Problem to work on:
Extract each record and reproduce it exactly.
===== Recorded data =====
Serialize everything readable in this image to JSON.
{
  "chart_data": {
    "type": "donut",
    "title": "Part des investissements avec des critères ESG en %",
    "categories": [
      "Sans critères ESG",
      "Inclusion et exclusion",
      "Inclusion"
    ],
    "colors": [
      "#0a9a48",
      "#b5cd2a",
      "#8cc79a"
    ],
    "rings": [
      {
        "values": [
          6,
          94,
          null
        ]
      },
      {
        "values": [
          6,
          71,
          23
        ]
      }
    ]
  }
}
=====
Finished answer:
Serialize everything readable in this image to JSON.
{
  "chart_data": {
    "type": "donut",
    "title": "Part des investissements avec des critères ESG en %",
    "categories": [
      "Sans critères ESG",
      "Inclusion et exclusion",
      "Inclusion"
    ],
    "colors": [
      "#0a9a48",
      "#b5cd2a",
      "#8cc79a"
    ],
    "rings": [
      {
        "values": [
          6,
          94,
          null
        ]
      },
      {
        "values": [
          6,
          71,
          23
        ]
      }
    ]
  }
}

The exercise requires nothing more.